- _TASK DIRECTIONS_
Please reproduce every record, keeping each one exactly as written.
****************
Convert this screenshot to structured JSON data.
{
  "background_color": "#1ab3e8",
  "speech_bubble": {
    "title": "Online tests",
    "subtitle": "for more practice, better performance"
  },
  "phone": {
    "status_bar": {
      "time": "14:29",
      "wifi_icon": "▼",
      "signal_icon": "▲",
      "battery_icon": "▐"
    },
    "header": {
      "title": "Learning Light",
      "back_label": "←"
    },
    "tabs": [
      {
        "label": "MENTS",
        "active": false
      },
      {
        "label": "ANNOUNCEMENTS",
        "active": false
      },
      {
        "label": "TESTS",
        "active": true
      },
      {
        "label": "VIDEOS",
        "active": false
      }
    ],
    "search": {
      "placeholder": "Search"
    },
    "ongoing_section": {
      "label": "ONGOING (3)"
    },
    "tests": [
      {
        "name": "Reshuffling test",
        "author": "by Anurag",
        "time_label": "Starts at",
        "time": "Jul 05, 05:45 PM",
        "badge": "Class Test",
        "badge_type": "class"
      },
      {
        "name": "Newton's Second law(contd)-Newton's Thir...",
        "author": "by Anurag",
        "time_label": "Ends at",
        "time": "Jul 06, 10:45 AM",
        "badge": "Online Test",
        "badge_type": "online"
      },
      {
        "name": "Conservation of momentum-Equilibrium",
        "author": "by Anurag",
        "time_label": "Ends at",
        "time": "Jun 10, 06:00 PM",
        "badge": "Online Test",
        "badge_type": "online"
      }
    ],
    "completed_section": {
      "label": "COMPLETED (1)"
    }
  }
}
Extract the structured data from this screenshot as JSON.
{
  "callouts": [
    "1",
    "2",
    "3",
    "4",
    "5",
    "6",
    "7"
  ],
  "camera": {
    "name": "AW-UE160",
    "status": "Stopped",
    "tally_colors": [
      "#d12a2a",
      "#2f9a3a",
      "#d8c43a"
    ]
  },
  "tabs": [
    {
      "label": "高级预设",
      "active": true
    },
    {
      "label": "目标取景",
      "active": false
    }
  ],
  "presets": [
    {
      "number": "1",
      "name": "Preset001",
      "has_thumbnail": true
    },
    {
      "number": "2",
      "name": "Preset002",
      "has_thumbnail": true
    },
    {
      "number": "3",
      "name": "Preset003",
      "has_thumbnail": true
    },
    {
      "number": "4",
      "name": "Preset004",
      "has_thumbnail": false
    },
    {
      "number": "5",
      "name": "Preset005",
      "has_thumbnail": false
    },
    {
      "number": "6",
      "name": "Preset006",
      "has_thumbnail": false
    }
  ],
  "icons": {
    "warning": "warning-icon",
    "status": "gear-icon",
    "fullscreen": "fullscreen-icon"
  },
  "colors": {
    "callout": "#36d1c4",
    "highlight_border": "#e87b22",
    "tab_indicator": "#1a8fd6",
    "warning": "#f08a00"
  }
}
****************
- _EXERCISE ANSWER_
Convert this screenshot to structured JSON data.
{
  "background_color": "#1ab3e8",
  "speech_bubble": {
    "title": "Online tests",
    "subtitle": "for more practice, better performance"
  },
  "phone": {
    "status_bar": {
      "time": "14:29",
      "wifi_icon": "▼",
      "signal_icon": "▲",
      "battery_icon": "▐"
    },
    "header": {
      "title": "Learning Light",
      "back_label": "←"
    },
    "tabs": [
      {
        "label": "MENTS",
        "active": false
      },
      {
        "label": "ANNOUNCEMENTS",
        "active": false
      },
      {
        "label": "TESTS",
        "active": true
      },
      {
        "label": "VIDEOS",
        "active": false
      }
    ],
    "search": {
      "placeholder": "Search"
    },
    "ongoing_section": {
      "label": "ONGOING (3)"
    },
    "tests": [
      {
        "name": "Reshuffling test",
        "author": "by Anurag",
        "time_label": "Starts at",
        "time": "Jul 05, 05:45 PM",
        "badge": "Class Test",
        "badge_type": "class"
      },
      {
        "name": "Newton's Second law(contd)-Newton's Thir...",
        "author": "by Anurag",
        "time_label": "Ends at",
        "time": "Jul 06, 10:45 AM",
        "badge": "Online Test",
        "badge_type": "online"
      },
      {
        "name": "Conservation of momentum-Equilibrium",
        "author": "by Anurag",
        "time_label": "Ends at",
        "time": "Jun 10, 06:00 PM",
        "badge": "Online Test",
        "badge_type": "online"
      }
    ],
    "completed_section": {
      "label": "COMPLETED (1)"
    }
  }
}
Extract the structured data from this screenshot as JSON.
{
  "callouts": [
    "1",
    "2",
    "3",
    "4",
    "5",
    "6",
    "7"
  ],
  "camera": {
    "name": "AW-UE160",
    "status": "Stopped",
    "tally_colors": [
      "#d12a2a",
      "#2f9a3a",
      "#d8c43a"
    ]
  },
  "tabs": [
    {
      "label": "高级预设",
      "active": true
    },
    {
      "label": "目标取景",
      "active": false
    }
  ],
  "presets": [
    {
      "number": "1",
      "name": "Preset001",
      "has_thumbnail": true
    },
    {
      "number": "2",
      "name": "Preset002",
      "has_thumbnail": true
    },
    {
      "number": "3",
      "name": "Preset003",
      "has_thumbnail": true
    },
    {
      "number": "4",
      "name": "Preset004",
      "has_thumbnail": false
    },
    {
      "number": "5",
      "name": "Preset005",
      "has_thumbnail": false
    },
    {
      "number": "6",
      "name": "Preset006",
      "has_thumbnail": false
    }
  ],
  "icons": {
    "warning": "warning-icon",
    "status": "gear-icon",
    "fullscreen": "fullscreen-icon"
  },
  "colors": {
    "callout": "#36d1c4",
    "highlight_border": "#e87b22",
    "tab_indicator": "#1a8fd6",
    "warning": "#f08a00"
  }
}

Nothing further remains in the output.